> [What you are asked to do] Set out every line bearing the string "Security".

Data for processing start

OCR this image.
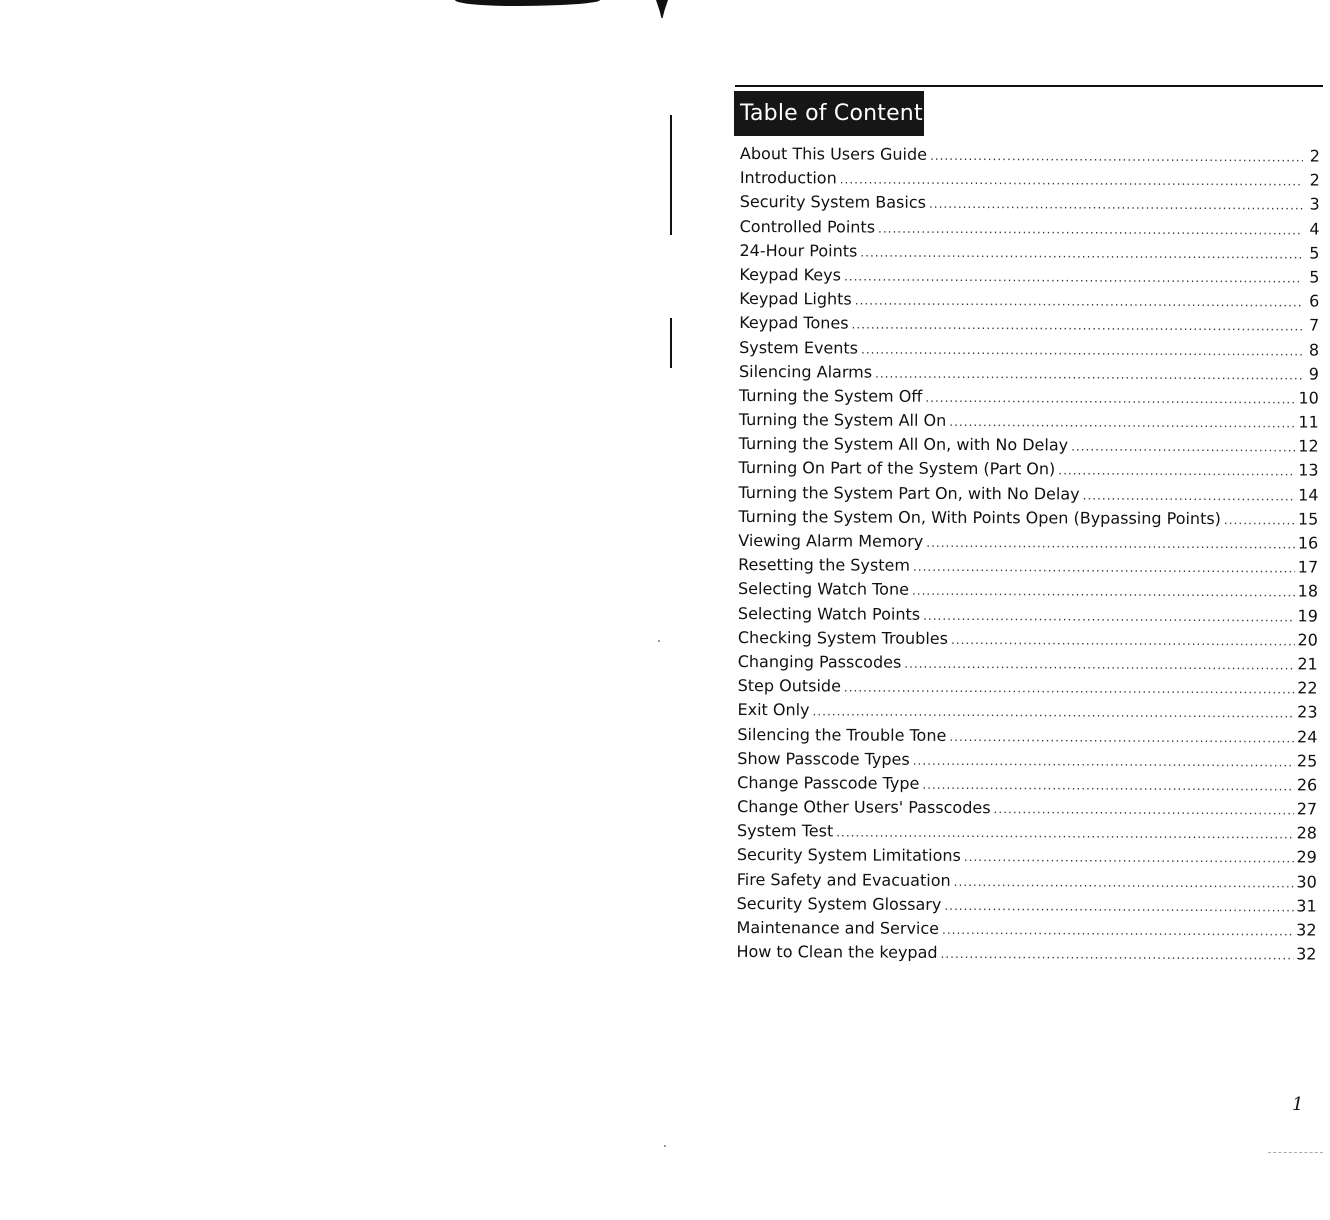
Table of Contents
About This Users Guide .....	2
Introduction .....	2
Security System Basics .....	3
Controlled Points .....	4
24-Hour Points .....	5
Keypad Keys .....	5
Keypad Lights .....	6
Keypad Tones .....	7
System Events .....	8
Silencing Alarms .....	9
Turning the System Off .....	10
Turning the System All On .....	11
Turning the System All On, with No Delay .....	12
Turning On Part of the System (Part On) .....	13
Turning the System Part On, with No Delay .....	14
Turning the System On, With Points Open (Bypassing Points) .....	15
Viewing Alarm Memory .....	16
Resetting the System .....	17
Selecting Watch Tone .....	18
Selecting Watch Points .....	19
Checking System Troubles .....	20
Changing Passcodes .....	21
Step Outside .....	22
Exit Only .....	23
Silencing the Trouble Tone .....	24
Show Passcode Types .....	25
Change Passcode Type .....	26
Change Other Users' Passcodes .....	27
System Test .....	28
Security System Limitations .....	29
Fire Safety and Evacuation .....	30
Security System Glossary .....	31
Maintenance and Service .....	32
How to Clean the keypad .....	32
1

Data for processing end
Data for processing start

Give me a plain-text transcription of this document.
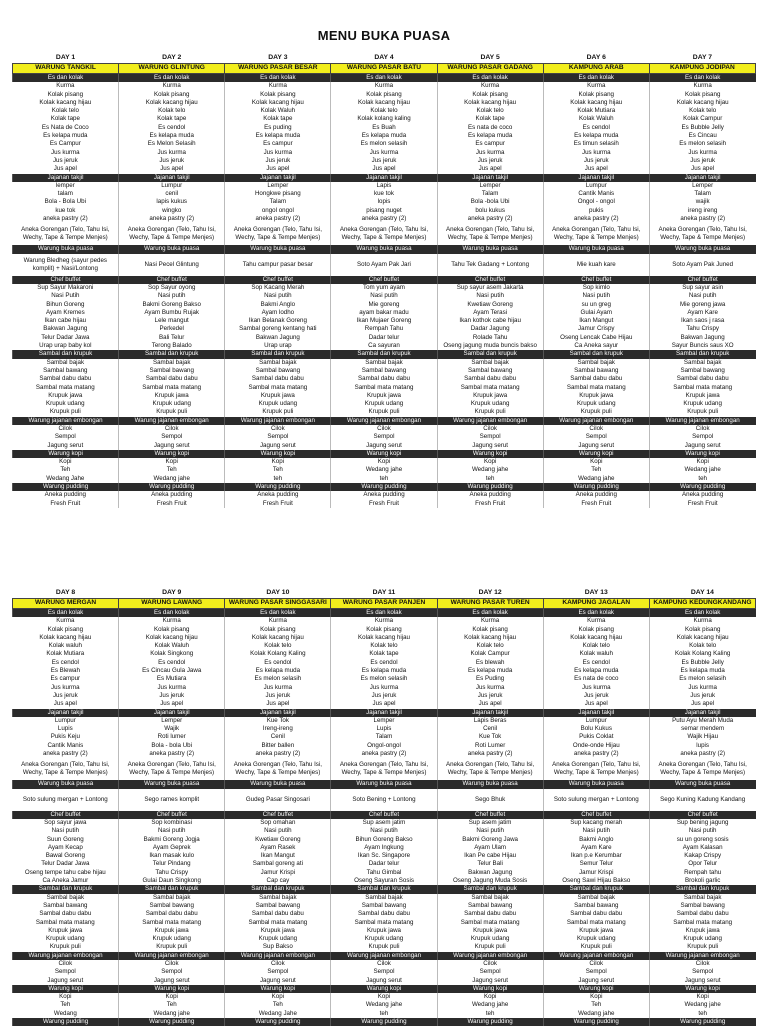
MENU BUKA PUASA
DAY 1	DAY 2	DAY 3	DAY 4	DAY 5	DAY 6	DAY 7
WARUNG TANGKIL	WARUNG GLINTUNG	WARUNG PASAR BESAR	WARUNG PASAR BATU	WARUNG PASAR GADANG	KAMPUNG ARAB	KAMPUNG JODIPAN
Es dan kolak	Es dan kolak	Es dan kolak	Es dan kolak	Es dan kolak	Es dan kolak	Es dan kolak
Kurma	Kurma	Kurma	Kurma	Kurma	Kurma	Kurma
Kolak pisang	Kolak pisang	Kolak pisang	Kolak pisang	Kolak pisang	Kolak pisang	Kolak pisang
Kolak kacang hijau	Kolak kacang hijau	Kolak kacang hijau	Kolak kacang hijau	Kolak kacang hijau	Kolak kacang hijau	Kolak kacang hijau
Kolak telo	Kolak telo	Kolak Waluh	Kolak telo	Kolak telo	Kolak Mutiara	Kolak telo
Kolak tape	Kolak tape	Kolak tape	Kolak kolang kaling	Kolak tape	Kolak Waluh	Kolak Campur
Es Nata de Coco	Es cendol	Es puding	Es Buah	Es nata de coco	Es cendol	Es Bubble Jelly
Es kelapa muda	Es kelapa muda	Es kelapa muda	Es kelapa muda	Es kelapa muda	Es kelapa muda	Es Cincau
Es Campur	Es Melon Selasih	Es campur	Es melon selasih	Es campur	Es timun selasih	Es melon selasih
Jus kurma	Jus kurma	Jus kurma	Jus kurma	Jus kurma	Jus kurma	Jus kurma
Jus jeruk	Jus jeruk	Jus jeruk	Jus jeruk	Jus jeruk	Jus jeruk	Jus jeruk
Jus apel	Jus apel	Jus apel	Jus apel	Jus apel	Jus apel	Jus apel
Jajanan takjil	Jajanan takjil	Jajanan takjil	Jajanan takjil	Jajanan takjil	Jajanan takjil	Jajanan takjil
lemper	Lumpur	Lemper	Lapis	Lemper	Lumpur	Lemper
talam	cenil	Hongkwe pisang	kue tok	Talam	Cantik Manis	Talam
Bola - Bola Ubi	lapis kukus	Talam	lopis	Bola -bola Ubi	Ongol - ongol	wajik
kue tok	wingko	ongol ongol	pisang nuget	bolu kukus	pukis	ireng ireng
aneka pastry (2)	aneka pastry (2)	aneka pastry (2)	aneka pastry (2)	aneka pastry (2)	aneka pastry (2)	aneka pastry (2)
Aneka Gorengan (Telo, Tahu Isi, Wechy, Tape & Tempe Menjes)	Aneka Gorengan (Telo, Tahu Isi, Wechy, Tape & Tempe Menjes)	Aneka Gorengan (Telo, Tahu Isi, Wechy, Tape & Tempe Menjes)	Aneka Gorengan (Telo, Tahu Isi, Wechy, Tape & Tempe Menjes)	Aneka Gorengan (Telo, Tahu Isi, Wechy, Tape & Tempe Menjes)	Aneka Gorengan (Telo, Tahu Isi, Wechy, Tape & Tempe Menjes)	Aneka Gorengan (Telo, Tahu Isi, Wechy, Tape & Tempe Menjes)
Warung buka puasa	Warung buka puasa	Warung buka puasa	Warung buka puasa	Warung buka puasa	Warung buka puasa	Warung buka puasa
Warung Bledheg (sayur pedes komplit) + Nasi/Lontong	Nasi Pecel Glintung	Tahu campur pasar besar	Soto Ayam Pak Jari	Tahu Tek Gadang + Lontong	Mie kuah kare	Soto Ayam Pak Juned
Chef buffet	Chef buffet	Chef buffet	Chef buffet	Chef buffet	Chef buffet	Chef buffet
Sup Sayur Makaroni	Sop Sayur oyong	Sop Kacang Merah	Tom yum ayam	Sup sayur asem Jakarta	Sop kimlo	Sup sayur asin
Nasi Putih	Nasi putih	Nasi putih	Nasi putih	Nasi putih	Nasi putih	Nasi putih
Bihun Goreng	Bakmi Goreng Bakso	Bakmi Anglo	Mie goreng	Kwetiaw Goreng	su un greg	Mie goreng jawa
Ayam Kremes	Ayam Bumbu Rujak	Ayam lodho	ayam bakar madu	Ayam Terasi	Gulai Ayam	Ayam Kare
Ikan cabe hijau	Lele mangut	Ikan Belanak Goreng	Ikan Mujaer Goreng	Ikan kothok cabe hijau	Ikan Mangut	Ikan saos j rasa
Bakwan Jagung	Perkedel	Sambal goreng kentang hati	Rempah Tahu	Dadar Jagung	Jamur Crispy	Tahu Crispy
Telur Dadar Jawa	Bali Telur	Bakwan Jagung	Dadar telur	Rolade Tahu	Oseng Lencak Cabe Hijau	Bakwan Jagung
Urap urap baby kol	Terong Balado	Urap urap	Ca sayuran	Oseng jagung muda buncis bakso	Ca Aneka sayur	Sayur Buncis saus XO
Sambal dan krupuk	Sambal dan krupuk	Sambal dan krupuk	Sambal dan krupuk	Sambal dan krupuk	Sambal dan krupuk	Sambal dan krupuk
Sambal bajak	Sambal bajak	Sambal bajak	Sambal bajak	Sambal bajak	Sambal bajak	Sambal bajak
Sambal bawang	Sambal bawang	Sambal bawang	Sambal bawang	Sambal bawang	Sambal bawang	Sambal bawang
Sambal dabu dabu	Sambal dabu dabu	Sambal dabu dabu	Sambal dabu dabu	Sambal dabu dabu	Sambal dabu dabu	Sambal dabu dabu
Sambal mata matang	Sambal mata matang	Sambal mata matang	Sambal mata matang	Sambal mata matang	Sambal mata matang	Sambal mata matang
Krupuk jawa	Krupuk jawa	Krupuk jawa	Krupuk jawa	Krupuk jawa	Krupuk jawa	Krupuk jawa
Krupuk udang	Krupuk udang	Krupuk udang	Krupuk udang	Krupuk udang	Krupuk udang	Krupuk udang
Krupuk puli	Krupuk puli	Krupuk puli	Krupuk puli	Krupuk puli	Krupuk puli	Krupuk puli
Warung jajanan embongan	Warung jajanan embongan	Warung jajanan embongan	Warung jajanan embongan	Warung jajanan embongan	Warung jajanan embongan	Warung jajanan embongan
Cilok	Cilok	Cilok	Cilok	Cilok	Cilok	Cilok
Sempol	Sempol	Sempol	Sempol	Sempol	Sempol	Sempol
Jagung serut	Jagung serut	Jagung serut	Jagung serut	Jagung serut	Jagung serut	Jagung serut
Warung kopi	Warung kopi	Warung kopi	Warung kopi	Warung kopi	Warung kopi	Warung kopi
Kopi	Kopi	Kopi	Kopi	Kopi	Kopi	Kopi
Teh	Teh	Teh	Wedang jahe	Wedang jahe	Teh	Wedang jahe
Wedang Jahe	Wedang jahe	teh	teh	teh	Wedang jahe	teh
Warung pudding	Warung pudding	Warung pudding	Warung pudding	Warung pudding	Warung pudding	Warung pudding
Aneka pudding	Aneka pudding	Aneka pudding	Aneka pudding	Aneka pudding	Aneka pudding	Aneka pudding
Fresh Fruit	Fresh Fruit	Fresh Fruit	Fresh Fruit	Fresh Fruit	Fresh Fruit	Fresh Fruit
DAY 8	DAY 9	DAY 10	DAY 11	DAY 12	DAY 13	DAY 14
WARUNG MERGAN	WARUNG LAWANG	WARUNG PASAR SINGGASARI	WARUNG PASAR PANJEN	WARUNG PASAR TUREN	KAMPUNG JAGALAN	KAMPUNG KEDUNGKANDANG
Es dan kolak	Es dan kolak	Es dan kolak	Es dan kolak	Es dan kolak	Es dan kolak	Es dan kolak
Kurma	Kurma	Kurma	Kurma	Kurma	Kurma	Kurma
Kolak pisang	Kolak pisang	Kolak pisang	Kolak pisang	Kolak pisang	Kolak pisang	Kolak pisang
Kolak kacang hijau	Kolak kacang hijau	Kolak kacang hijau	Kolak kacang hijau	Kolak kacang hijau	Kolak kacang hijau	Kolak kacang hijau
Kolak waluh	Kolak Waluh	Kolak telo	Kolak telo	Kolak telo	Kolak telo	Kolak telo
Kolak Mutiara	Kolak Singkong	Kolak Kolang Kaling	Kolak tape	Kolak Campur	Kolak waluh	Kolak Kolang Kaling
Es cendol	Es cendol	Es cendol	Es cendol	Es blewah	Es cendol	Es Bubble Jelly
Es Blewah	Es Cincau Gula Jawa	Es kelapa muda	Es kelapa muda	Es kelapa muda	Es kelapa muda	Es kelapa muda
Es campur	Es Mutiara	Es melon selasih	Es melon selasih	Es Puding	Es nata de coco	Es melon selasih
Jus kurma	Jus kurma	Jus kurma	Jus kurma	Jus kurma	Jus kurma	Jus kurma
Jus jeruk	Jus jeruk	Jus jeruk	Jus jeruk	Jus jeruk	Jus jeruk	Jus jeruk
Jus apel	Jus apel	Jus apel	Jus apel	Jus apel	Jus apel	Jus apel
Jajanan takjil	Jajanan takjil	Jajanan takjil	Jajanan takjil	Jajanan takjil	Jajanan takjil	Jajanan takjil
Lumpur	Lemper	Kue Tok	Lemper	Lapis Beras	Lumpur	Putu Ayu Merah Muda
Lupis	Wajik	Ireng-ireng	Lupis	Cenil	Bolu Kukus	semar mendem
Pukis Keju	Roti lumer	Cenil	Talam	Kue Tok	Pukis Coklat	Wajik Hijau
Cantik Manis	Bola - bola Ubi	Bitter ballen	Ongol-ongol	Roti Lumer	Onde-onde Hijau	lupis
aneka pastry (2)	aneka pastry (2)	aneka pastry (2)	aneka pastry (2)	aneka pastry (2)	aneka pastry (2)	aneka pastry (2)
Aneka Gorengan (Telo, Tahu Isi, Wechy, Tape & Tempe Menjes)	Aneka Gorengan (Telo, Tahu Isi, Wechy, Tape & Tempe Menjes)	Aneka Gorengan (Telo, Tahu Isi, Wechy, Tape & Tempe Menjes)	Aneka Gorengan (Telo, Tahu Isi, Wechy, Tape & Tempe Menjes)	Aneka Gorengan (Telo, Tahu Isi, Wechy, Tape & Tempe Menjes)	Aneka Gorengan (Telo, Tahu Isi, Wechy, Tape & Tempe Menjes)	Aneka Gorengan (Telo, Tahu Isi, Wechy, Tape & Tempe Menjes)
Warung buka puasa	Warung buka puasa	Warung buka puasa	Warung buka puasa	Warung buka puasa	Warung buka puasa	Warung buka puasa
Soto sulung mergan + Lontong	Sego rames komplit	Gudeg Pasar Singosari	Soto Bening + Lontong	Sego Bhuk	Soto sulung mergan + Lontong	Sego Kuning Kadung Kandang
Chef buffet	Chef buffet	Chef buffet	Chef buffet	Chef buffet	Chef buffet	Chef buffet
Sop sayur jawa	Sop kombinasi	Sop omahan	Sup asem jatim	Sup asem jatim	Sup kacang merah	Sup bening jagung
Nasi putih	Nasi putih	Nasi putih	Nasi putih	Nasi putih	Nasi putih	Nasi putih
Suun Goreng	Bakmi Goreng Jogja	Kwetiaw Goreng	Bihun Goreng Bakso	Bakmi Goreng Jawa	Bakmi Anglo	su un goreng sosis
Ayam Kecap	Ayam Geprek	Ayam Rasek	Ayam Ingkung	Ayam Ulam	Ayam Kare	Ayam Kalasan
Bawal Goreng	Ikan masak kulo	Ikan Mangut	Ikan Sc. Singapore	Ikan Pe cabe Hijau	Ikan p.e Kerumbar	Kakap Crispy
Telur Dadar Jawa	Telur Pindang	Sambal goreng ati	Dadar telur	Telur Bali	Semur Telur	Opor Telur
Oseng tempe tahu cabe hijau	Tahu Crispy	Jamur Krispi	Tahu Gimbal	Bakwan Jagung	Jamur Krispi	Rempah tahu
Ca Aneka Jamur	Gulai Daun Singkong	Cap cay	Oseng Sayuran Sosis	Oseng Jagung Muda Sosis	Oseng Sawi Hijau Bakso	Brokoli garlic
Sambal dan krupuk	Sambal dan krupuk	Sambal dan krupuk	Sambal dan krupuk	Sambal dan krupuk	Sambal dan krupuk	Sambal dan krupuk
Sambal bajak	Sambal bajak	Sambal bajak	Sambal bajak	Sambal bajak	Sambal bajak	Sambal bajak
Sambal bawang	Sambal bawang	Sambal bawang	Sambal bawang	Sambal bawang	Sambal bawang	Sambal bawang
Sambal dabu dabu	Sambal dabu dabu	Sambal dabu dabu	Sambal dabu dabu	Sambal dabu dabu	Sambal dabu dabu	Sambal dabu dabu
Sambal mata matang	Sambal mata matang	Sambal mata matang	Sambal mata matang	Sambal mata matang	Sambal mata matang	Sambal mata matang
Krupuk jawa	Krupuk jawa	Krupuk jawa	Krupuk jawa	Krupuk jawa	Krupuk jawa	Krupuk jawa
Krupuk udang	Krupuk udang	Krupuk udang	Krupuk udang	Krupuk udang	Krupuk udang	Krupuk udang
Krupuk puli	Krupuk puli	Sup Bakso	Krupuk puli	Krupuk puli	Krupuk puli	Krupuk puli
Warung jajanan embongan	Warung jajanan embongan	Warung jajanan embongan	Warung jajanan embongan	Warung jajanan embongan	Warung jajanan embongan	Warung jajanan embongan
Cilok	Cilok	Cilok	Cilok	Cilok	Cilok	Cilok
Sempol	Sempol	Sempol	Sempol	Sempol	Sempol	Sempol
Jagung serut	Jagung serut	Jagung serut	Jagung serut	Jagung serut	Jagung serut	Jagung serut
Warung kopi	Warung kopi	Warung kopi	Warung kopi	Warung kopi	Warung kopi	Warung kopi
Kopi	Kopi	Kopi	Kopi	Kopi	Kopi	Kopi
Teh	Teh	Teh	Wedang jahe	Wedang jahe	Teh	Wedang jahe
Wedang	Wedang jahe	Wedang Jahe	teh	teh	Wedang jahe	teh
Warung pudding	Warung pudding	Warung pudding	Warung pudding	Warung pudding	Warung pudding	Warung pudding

Data for processing end

> [Task solution]
Security System Basics .....	3
Security System Limitations .....	29
Security System Glossary .....	31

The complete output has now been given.